▸ Objectives:
A – In the text on managing five generations at work, what did the University of Sydney Business School's global study find?
B – Name every generation that the text on managing five generations at work mentions.
C – Take the text on managing five generations at work further from the point where it stops.

For the first time, we have five generations working side by side: the outgoing traditionalists through to the incoming generation Z. As the boss, the fresh challenge is how to manage the dynamics of the most diverse workforce industry has ever seen.

As alarming and implausible as it may seem, people who were born while most of us were partying like it was 1999 (because it was, in fact, 1999) are now rolling out of universities and into workplaces. This is the kind of knowledge that makes even millennials feel like Mick Jagger.

These generation Z workers will be joining colleagues from generation Y, generation X and the people who started this whole generation game, the Baby Boomers, as well as the declining number of ‘traditionalists’ (born pre-1946) in the same offices.

As you may have noticed, this presents a whole world of challenges for a management team suddenly tasked with balancing the needs, and attitudes, of people aged from 20 to 70.

A global study recently conducted by the University of Sydney’s Business School found that companies that manage intergenerational workplaces well are more innovative, and more successful, than those that don’t.

So what’s new about that, you might wonder. After all, people of different ages have always joined the workforce, even back when young people were just young people, and not card-carrying members of a generation with a consonant attached.

“We’ve always had different generations at work, but they were ranked based on age and experience,” says Mark McCrindle, head of the McCrindle social research firm. “You had the older people running the show, you had the middle people in middle management, and the young people on the frontline.

“But now you’ve got graduates who are managing older people. You’ve got retrained older people coming into junior positions. You’ve got a mix of generations on the same team doing the exact same jobs. That presents legitimate management challenges.”

Data records
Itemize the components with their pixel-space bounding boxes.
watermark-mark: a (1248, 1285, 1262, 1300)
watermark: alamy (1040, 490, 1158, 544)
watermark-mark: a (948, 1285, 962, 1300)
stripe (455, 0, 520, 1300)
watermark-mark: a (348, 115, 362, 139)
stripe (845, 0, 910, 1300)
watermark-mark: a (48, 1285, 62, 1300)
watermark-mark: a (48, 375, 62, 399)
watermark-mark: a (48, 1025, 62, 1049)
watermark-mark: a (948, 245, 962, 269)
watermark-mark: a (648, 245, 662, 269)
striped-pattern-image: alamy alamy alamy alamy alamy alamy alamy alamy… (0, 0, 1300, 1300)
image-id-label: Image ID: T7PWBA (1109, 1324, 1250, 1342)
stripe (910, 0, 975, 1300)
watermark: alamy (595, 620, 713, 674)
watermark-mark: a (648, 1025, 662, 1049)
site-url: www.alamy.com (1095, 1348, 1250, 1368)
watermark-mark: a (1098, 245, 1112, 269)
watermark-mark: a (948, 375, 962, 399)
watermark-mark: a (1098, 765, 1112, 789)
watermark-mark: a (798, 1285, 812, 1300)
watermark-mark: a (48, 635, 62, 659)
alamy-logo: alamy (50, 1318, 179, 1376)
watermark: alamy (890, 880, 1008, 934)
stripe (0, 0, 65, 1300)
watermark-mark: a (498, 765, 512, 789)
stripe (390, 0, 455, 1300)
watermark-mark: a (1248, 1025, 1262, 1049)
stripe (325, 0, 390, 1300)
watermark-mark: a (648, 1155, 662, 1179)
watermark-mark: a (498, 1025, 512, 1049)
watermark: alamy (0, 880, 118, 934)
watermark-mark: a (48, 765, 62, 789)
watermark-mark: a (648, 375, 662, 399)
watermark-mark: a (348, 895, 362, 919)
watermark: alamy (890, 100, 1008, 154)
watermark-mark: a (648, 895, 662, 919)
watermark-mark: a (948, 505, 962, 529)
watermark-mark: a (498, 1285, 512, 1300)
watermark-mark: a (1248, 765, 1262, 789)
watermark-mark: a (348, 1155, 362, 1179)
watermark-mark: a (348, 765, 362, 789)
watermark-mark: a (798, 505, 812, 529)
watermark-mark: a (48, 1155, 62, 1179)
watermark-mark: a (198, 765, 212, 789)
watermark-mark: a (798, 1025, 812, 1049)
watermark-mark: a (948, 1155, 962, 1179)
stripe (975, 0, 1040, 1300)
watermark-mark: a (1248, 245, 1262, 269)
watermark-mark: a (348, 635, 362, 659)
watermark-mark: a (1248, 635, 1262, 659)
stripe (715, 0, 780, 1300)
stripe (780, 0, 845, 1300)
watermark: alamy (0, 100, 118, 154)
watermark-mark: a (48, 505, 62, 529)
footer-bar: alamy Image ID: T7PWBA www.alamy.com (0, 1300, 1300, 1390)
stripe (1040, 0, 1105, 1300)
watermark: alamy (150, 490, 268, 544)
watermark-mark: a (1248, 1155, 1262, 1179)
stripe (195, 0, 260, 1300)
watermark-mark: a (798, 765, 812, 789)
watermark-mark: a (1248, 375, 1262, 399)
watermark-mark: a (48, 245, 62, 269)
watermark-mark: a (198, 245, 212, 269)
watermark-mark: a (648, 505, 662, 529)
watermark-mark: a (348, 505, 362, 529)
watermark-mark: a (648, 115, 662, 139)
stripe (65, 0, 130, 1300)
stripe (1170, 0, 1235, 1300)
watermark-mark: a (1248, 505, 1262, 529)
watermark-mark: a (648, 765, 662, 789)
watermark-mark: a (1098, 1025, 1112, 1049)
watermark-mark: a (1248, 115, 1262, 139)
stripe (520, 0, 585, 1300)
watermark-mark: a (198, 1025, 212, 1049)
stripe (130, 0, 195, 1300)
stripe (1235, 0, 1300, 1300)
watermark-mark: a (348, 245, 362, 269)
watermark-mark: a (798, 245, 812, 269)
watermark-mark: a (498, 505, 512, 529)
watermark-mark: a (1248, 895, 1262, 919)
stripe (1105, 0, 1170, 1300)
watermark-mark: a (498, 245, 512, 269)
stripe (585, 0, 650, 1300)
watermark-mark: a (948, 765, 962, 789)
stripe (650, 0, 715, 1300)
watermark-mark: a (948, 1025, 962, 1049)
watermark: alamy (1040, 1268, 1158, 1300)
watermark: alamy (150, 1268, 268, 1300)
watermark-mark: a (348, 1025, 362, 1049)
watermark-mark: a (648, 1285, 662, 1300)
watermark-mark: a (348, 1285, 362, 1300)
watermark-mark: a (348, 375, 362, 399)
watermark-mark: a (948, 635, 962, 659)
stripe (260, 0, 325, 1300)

▸ Results:
A – Companies that manage intergenerational workplaces well are more innovative and more successful than those that don't.

B – Traditionalists, Baby Boomers, generation X, generation Y (millennials), generation Z

C –
The way the C-suite meets these challenges can have a significant impact on a company’s fortunes. A global study recently conducted by the University of Sydney’s Business School found that companies that manage intergenerational workplaces well are more innovative, and more successful, than those that don’t.

Yes, it literally pays to have a workforce that gets along, and understanding what defines and drives each of those generations is the key.


Generation Z

Born 1996 and beyond

Self-reliant, engaged, wants flexibility

These bright-eyed, screen-worshipping graduates, only now joining the employment market, will form just the first wave of an enduring assault on the workforce, quickly becoming a not-so-silent majority. And like any majority, they will be seeking to change a company’s culture rather than conform to the existing one.

“The starting point is simply to understand the data,” McCrindle says. “And the employment data is showing that currently Baby Boomers and generation X workers comprise the majority of the workforce. However, within a decade, by 2025, generations Y and Z will together comprise two-thirds of the workforce. So they’re quickly entering the arena and will soon become not just the majority but the vast majority.”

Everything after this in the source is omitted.